:: What to produce ::
Locate every line in the items below that contains the word "bounding", and copy each of those lines in full.

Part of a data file
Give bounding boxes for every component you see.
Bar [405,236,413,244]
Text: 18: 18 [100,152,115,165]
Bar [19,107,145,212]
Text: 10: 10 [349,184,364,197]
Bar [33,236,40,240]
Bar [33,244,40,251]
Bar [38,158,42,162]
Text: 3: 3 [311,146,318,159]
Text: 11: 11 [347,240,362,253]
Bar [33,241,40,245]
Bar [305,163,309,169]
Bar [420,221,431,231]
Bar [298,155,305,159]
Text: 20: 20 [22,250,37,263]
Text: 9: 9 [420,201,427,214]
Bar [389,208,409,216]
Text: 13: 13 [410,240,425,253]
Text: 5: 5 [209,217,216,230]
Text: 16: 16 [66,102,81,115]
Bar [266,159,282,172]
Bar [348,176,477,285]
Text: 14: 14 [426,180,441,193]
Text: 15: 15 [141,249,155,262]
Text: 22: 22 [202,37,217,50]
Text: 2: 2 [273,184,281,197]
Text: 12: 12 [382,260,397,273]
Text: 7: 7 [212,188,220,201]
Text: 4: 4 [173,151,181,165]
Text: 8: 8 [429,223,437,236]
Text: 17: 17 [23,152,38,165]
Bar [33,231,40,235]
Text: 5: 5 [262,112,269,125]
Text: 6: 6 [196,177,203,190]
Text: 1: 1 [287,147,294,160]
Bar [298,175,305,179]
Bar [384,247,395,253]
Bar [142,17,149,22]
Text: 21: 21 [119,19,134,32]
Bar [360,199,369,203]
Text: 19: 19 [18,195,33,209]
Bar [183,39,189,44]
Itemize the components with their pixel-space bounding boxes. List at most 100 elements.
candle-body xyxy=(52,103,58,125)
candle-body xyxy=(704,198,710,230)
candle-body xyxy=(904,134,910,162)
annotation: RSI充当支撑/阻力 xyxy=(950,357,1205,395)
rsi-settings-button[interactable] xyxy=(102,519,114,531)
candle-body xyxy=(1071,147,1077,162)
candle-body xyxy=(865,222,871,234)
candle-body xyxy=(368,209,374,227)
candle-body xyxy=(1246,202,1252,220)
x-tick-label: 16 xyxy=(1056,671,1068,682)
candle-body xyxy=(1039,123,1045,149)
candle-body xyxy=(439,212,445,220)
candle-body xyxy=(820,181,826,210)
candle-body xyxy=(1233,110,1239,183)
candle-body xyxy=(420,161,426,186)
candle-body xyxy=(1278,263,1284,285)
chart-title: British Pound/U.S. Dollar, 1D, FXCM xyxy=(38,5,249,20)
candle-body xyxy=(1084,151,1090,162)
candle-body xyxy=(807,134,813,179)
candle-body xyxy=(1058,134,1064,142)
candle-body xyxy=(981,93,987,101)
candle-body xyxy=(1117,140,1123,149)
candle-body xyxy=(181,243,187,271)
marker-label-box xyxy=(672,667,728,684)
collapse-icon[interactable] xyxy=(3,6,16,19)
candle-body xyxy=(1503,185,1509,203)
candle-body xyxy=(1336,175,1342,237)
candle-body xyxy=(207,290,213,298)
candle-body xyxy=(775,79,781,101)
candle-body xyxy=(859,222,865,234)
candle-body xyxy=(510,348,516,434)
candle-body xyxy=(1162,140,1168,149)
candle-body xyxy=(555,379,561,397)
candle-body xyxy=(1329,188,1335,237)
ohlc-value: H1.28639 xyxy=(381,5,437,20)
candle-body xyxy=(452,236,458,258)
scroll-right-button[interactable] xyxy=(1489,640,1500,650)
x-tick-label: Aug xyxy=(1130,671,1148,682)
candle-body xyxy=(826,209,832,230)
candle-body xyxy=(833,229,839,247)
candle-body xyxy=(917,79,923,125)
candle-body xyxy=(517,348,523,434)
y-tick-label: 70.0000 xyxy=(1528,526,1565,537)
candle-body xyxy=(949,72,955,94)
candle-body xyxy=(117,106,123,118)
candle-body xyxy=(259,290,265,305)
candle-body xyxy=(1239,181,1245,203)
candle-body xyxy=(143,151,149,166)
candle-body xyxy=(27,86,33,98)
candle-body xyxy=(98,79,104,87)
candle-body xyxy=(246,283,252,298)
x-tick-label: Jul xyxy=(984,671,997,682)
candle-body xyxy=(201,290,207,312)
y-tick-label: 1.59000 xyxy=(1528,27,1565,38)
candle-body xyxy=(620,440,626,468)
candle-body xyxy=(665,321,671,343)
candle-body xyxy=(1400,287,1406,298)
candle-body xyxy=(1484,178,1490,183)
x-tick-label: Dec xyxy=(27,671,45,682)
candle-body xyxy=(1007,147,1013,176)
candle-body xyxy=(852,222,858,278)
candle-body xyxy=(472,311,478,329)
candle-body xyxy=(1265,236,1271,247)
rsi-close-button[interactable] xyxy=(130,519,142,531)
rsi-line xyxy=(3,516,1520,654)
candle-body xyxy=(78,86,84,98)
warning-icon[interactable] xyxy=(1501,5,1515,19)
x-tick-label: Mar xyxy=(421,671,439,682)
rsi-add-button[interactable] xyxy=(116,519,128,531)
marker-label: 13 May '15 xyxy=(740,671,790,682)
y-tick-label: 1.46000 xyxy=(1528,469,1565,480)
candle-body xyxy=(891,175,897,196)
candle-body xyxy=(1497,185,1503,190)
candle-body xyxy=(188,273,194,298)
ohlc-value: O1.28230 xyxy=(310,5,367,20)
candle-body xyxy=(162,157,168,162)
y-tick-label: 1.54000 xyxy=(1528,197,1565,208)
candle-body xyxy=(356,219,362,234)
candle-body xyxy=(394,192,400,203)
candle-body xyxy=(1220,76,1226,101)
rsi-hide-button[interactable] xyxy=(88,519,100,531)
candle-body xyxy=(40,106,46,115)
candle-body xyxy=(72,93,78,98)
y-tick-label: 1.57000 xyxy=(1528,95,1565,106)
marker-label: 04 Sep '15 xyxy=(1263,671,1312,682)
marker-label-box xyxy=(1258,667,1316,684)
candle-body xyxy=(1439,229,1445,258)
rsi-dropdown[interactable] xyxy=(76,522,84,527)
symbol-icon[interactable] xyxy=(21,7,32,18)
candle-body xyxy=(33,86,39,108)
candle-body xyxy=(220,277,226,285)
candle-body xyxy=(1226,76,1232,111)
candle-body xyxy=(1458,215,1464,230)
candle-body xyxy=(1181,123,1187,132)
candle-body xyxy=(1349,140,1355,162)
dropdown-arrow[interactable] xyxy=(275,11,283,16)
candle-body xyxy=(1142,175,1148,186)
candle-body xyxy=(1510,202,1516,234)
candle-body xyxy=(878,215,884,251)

:: Answer to this problem ::
Give bounding boxes for every component you see.
Itemize the components with their pixel-space bounding boxes. List at most 100 elements.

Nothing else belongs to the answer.